- _Written request_:
Pick out each line containing the string "opciones" and copy it.

- _Extracted material_:
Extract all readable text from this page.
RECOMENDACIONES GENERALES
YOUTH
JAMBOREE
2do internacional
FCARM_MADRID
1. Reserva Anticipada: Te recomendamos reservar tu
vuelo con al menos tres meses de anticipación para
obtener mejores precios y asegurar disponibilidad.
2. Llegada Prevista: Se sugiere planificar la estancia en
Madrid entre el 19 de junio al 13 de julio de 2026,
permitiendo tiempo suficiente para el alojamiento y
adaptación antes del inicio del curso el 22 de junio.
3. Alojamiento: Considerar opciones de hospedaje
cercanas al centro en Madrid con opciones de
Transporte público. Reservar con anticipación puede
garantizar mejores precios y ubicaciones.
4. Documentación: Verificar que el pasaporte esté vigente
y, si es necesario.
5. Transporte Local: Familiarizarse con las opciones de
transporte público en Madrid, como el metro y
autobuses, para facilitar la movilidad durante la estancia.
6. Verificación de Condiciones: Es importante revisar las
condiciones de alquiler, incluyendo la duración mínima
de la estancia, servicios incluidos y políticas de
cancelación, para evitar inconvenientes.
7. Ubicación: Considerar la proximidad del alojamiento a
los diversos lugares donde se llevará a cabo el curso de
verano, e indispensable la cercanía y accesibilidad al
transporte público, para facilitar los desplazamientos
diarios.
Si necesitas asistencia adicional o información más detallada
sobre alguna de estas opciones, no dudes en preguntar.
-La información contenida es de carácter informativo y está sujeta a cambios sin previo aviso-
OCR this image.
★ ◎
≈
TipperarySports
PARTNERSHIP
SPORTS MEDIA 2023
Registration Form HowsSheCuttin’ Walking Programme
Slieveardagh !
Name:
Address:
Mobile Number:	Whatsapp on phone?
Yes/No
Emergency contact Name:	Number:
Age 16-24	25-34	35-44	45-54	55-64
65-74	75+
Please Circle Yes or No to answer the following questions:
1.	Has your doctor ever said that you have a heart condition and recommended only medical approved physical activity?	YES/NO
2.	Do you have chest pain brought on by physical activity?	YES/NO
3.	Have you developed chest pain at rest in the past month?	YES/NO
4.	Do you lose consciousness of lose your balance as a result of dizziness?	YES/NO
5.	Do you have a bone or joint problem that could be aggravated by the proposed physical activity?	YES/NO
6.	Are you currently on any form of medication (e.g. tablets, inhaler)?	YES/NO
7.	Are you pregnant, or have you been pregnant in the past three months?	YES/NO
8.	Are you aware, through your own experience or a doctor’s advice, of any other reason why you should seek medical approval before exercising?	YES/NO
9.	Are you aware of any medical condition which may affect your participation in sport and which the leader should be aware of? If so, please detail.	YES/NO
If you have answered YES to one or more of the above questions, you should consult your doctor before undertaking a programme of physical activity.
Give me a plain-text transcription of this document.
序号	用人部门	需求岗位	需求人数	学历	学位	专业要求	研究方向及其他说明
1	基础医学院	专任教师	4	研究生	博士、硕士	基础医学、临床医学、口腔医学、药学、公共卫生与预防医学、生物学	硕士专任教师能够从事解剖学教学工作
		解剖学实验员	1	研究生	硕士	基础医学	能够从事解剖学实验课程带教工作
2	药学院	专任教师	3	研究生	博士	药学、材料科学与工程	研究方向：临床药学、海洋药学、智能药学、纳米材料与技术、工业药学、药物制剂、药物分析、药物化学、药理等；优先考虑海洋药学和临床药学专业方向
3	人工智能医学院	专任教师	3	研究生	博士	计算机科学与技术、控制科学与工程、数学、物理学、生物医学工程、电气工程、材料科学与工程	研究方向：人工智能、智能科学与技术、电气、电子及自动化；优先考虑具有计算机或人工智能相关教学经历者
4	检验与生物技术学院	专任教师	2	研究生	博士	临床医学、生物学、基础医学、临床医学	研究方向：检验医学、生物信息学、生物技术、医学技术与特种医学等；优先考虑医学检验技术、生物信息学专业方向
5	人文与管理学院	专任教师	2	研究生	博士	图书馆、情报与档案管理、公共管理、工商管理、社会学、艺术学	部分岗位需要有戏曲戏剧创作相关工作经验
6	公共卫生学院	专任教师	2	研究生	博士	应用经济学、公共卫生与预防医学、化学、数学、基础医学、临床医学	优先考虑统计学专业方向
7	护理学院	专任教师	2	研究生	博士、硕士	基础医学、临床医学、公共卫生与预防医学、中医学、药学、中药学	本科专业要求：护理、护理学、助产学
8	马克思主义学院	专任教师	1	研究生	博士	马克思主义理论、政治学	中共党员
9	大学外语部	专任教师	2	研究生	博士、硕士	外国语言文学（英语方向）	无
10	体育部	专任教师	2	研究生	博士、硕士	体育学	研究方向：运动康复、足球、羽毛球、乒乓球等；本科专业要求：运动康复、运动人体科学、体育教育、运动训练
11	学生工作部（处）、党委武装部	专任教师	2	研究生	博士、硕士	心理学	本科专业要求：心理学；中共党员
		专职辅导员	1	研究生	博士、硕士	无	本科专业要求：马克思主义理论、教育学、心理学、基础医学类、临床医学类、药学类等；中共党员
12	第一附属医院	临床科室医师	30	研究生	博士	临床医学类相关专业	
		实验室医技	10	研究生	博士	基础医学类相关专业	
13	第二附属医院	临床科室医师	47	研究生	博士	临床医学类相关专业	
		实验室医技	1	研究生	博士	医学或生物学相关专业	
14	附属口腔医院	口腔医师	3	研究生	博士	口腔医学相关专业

- _Final answer_:
3. Alojamiento: Considerar opciones de hospedaje
cercanas al centro en Madrid con opciones de
5. Transporte Local: Familiarizarse con las opciones de
sobre alguna de estas opciones, no dudes en preguntar.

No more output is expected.